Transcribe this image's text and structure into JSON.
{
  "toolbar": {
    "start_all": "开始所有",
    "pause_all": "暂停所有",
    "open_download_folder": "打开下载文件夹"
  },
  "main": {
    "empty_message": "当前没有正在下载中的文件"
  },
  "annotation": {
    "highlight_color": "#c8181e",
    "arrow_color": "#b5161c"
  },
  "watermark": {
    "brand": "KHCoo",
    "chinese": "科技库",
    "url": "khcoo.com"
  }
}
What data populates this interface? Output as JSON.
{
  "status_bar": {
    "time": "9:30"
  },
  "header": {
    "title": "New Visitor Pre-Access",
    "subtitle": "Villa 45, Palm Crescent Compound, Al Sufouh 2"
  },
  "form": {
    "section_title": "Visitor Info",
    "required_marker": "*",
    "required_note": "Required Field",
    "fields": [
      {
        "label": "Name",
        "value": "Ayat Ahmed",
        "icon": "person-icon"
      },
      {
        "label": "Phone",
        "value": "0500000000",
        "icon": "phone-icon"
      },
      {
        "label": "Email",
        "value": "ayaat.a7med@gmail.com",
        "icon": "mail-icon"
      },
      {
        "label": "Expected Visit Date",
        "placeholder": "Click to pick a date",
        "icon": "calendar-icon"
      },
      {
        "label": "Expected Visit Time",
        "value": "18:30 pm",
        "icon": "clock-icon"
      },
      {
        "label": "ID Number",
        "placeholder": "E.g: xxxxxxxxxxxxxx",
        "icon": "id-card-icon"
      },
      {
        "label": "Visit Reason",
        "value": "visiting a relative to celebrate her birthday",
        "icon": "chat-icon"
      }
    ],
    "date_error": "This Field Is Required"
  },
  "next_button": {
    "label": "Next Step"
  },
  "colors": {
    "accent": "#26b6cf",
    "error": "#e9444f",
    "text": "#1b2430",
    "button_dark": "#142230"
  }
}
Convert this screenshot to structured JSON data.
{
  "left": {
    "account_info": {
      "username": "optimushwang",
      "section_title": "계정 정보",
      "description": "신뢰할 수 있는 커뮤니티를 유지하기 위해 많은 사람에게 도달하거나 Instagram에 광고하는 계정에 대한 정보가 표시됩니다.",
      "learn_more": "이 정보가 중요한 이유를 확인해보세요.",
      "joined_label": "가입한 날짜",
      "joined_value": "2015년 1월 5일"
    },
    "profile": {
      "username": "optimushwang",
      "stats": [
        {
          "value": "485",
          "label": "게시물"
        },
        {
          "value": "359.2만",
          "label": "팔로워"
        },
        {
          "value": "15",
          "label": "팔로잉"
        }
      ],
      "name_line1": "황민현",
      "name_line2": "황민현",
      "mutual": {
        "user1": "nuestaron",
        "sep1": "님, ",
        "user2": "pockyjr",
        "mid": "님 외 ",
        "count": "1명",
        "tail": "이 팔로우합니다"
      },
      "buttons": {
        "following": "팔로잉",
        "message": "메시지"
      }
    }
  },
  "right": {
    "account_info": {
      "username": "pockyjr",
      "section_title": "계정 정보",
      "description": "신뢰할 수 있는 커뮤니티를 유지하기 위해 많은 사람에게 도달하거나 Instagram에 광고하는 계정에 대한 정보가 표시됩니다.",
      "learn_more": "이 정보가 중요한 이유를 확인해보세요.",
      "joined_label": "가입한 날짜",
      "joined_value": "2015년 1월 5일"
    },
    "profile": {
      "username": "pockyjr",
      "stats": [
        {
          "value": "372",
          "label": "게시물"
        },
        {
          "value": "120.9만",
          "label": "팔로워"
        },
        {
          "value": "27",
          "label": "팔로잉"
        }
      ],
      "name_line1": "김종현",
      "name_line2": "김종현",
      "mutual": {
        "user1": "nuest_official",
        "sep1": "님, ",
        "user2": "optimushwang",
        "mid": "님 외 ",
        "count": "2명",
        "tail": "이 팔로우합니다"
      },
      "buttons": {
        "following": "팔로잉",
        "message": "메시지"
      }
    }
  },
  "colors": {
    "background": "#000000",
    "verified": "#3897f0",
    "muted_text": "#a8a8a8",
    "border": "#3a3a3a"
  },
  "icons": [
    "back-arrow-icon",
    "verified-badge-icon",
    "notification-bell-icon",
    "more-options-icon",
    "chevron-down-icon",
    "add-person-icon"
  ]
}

--- --- ---

(Work required) Write out the listing once more, matching it exactly.

(Expected answer)
Transcribe this image's text and structure into JSON.
{
  "toolbar": {
    "start_all": "开始所有",
    "pause_all": "暂停所有",
    "open_download_folder": "打开下载文件夹"
  },
  "main": {
    "empty_message": "当前没有正在下载中的文件"
  },
  "annotation": {
    "highlight_color": "#c8181e",
    "arrow_color": "#b5161c"
  },
  "watermark": {
    "brand": "KHCoo",
    "chinese": "科技库",
    "url": "khcoo.com"
  }
}
What data populates this interface? Output as JSON.
{
  "status_bar": {
    "time": "9:30"
  },
  "header": {
    "title": "New Visitor Pre-Access",
    "subtitle": "Villa 45, Palm Crescent Compound, Al Sufouh 2"
  },
  "form": {
    "section_title": "Visitor Info",
    "required_marker": "*",
    "required_note": "Required Field",
    "fields": [
      {
        "label": "Name",
        "value": "Ayat Ahmed",
        "icon": "person-icon"
      },
      {
        "label": "Phone",
        "value": "0500000000",
        "icon": "phone-icon"
      },
      {
        "label": "Email",
        "value": "ayaat.a7med@gmail.com",
        "icon": "mail-icon"
      },
      {
        "label": "Expected Visit Date",
        "placeholder": "Click to pick a date",
        "icon": "calendar-icon"
      },
      {
        "label": "Expected Visit Time",
        "value": "18:30 pm",
        "icon": "clock-icon"
      },
      {
        "label": "ID Number",
        "placeholder": "E.g: xxxxxxxxxxxxxx",
        "icon": "id-card-icon"
      },
      {
        "label": "Visit Reason",
        "value": "visiting a relative to celebrate her birthday",
        "icon": "chat-icon"
      }
    ],
    "date_error": "This Field Is Required"
  },
  "next_button": {
    "label": "Next Step"
  },
  "colors": {
    "accent": "#26b6cf",
    "error": "#e9444f",
    "text": "#1b2430",
    "button_dark": "#142230"
  }
}
Convert this screenshot to structured JSON data.
{
  "left": {
    "account_info": {
      "username": "optimushwang",
      "section_title": "계정 정보",
      "description": "신뢰할 수 있는 커뮤니티를 유지하기 위해 많은 사람에게 도달하거나 Instagram에 광고하는 계정에 대한 정보가 표시됩니다.",
      "learn_more": "이 정보가 중요한 이유를 확인해보세요.",
      "joined_label": "가입한 날짜",
      "joined_value": "2015년 1월 5일"
    },
    "profile": {
      "username": "optimushwang",
      "stats": [
        {
          "value": "485",
          "label": "게시물"
        },
        {
          "value": "359.2만",
          "label": "팔로워"
        },
        {
          "value": "15",
          "label": "팔로잉"
        }
      ],
      "name_line1": "황민현",
      "name_line2": "황민현",
      "mutual": {
        "user1": "nuestaron",
        "sep1": "님, ",
        "user2": "pockyjr",
        "mid": "님 외 ",
        "count": "1명",
        "tail": "이 팔로우합니다"
      },
      "buttons": {
        "following": "팔로잉",
        "message": "메시지"
      }
    }
  },
  "right": {
    "account_info": {
      "username": "pockyjr",
      "section_title": "계정 정보",
      "description": "신뢰할 수 있는 커뮤니티를 유지하기 위해 많은 사람에게 도달하거나 Instagram에 광고하는 계정에 대한 정보가 표시됩니다.",
      "learn_more": "이 정보가 중요한 이유를 확인해보세요.",
      "joined_label": "가입한 날짜",
      "joined_value": "2015년 1월 5일"
    },
    "profile": {
      "username": "pockyjr",
      "stats": [
        {
          "value": "372",
          "label": "게시물"
        },
        {
          "value": "120.9만",
          "label": "팔로워"
        },
        {
          "value": "27",
          "label": "팔로잉"
        }
      ],
      "name_line1": "김종현",
      "name_line2": "김종현",
      "mutual": {
        "user1": "nuest_official",
        "sep1": "님, ",
        "user2": "optimushwang",
        "mid": "님 외 ",
        "count": "2명",
        "tail": "이 팔로우합니다"
      },
      "buttons": {
        "following": "팔로잉",
        "message": "메시지"
      }
    }
  },
  "colors": {
    "background": "#000000",
    "verified": "#3897f0",
    "muted_text": "#a8a8a8",
    "border": "#3a3a3a"
  },
  "icons": [
    "back-arrow-icon",
    "verified-badge-icon",
    "notification-bell-icon",
    "more-options-icon",
    "chevron-down-icon",
    "add-person-icon"
  ]
}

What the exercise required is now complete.